-- START MATERIAL FOR THIS EXERCISE --

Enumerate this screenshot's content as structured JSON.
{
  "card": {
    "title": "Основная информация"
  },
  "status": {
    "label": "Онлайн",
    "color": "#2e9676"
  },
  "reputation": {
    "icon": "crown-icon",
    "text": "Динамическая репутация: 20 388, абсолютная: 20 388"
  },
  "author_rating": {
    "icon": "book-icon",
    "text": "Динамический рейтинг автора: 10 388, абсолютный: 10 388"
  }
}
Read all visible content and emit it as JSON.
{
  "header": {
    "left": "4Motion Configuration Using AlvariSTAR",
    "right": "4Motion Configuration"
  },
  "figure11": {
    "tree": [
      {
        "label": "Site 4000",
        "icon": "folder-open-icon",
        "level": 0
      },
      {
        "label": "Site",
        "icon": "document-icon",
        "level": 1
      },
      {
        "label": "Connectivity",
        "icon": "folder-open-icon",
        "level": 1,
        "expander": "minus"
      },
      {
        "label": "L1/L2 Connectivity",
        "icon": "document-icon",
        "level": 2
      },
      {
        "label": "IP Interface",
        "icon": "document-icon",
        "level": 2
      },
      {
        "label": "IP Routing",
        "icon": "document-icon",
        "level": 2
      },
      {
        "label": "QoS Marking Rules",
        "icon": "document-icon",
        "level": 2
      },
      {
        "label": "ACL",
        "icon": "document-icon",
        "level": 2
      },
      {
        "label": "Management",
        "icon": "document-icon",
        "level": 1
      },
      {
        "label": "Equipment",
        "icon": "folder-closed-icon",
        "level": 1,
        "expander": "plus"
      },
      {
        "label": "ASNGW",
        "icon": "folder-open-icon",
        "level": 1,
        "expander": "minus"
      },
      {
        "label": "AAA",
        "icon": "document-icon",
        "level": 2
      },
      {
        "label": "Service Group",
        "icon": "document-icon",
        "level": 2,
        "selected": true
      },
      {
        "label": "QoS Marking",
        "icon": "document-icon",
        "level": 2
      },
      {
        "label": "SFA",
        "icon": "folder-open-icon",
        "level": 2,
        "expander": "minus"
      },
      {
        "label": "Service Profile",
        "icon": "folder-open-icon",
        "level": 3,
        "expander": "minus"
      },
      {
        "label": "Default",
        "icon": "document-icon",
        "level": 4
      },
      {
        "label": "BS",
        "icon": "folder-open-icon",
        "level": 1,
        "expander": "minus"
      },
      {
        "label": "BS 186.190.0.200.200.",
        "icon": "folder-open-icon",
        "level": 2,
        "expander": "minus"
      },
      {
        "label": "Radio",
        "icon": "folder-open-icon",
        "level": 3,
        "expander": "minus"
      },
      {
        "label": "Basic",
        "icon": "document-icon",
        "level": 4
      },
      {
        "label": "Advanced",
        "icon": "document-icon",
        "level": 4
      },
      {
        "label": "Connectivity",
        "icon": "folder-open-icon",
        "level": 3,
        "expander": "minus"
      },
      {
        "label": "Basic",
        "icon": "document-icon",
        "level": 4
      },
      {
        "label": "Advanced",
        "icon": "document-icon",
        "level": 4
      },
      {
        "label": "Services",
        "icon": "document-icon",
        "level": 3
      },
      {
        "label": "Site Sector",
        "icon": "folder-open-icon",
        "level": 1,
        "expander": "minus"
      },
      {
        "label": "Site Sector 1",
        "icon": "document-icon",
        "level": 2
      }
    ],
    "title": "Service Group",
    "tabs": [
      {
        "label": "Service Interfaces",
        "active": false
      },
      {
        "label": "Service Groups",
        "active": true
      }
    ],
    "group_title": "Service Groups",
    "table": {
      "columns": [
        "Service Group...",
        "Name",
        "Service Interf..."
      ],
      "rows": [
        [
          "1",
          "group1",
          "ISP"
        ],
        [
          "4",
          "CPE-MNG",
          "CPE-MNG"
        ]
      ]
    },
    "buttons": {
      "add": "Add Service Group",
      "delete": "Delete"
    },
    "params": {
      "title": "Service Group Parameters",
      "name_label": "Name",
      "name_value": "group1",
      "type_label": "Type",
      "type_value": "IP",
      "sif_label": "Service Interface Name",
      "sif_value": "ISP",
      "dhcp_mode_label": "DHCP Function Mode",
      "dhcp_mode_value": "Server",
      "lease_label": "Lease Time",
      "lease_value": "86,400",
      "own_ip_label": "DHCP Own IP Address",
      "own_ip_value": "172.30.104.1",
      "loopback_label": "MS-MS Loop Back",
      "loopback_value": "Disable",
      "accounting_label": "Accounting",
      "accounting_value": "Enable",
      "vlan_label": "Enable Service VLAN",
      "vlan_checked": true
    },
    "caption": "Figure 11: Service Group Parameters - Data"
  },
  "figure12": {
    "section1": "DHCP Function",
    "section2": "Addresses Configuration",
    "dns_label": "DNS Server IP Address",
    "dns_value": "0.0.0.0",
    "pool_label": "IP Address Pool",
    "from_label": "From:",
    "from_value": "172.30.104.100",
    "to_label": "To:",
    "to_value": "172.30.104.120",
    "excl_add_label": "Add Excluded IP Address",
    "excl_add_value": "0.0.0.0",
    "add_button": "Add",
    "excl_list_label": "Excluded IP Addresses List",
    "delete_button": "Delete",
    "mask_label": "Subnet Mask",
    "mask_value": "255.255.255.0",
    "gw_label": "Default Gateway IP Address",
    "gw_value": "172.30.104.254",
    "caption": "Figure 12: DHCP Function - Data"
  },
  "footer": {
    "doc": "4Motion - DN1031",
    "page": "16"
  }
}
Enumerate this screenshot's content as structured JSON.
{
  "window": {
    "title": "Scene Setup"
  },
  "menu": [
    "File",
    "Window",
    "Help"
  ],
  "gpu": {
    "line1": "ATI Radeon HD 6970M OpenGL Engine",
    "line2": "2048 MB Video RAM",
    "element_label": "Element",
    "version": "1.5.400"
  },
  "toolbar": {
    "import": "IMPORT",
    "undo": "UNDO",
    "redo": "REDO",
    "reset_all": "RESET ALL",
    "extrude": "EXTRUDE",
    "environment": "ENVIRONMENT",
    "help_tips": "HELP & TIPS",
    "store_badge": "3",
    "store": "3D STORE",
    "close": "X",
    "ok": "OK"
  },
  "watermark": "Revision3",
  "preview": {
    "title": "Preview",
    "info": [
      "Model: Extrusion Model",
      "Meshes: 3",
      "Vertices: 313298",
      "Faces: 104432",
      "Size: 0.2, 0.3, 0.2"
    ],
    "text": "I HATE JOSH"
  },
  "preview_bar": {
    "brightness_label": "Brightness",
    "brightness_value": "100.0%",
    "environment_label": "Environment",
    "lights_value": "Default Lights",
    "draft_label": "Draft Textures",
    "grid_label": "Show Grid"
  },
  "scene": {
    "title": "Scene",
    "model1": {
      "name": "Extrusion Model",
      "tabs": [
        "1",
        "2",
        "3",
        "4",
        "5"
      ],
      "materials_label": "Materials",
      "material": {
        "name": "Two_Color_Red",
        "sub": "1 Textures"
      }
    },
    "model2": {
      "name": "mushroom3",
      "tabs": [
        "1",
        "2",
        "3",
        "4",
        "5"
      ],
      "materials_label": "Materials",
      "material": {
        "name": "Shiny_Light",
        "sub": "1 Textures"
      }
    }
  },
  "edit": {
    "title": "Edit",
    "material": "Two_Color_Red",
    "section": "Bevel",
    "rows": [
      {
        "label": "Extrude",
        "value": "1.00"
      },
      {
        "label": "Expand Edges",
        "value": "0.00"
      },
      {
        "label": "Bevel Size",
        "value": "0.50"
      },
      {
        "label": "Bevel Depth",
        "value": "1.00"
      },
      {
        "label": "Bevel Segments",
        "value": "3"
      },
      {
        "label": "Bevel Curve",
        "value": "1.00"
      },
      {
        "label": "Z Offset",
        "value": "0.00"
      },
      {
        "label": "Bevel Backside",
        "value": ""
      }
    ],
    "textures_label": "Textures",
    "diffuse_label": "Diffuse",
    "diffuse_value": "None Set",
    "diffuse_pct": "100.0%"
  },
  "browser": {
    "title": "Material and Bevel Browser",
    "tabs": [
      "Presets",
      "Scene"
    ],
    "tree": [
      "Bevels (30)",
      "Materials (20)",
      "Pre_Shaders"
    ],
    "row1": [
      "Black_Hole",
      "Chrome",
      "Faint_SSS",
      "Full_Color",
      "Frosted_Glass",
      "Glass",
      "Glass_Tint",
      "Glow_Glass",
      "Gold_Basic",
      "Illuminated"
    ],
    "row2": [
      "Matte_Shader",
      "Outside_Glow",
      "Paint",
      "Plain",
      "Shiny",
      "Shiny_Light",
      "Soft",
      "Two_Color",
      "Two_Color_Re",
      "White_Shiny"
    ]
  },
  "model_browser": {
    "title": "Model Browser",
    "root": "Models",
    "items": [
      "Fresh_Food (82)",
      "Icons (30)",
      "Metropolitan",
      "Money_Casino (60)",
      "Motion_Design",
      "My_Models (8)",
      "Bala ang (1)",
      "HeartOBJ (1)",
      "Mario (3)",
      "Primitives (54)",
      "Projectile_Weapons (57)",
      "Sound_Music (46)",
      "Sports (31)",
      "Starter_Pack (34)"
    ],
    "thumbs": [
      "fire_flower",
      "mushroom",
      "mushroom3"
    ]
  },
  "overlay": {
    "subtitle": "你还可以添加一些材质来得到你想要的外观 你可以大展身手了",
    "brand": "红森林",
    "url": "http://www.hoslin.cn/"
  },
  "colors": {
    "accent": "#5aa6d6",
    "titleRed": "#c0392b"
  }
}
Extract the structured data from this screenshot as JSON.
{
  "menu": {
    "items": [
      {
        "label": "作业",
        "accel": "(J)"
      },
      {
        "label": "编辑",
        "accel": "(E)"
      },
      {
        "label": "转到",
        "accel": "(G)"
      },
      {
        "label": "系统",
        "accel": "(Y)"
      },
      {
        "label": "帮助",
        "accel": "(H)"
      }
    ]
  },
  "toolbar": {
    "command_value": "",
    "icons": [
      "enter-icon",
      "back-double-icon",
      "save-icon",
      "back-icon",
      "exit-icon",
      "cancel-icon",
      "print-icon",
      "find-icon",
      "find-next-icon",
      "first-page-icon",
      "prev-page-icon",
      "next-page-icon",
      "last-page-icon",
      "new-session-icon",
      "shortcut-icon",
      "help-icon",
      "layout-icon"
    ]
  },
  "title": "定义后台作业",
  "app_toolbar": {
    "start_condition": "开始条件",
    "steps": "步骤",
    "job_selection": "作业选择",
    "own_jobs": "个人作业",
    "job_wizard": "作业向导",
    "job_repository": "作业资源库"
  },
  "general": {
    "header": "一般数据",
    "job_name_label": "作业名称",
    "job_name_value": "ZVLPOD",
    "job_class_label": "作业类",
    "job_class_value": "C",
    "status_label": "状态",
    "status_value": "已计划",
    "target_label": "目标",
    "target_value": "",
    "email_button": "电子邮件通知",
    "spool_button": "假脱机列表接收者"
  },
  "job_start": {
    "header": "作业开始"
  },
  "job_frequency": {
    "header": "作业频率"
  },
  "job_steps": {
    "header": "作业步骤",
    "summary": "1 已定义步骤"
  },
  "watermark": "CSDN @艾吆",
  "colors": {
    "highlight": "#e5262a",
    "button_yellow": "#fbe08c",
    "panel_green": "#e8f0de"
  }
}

-- END MATERIAL FOR THIS EXERCISE --

#### THE EXERCISE:
Take the line with "Extract the structured" and all lines after it through the end of the records, and write them out exactly; include nothing else.

#### RESULT:
Extract the structured data from this screenshot as JSON.
{
  "menu": {
    "items": [
      {
        "label": "作业",
        "accel": "(J)"
      },
      {
        "label": "编辑",
        "accel": "(E)"
      },
      {
        "label": "转到",
        "accel": "(G)"
      },
      {
        "label": "系统",
        "accel": "(Y)"
      },
      {
        "label": "帮助",
        "accel": "(H)"
      }
    ]
  },
  "toolbar": {
    "command_value": "",
    "icons": [
      "enter-icon",
      "back-double-icon",
      "save-icon",
      "back-icon",
      "exit-icon",
      "cancel-icon",
      "print-icon",
      "find-icon",
      "find-next-icon",
      "first-page-icon",
      "prev-page-icon",
      "next-page-icon",
      "last-page-icon",
      "new-session-icon",
      "shortcut-icon",
      "help-icon",
      "layout-icon"
    ]
  },
  "title": "定义后台作业",
  "app_toolbar": {
    "start_condition": "开始条件",
    "steps": "步骤",
    "job_selection": "作业选择",
    "own_jobs": "个人作业",
    "job_wizard": "作业向导",
    "job_repository": "作业资源库"
  },
  "general": {
    "header": "一般数据",
    "job_name_label": "作业名称",
    "job_name_value": "ZVLPOD",
    "job_class_label": "作业类",
    "job_class_value": "C",
    "status_label": "状态",
    "status_value": "已计划",
    "target_label": "目标",
    "target_value": "",
    "email_button": "电子邮件通知",
    "spool_button": "假脱机列表接收者"
  },
  "job_start": {
    "header": "作业开始"
  },
  "job_frequency": {
    "header": "作业频率"
  },
  "job_steps": {
    "header": "作业步骤",
    "summary": "1 已定义步骤"
  },
  "watermark": "CSDN @艾吆",
  "colors": {
    "highlight": "#e5262a",
    "button_yellow": "#fbe08c",
    "panel_green": "#e8f0de"
  }
}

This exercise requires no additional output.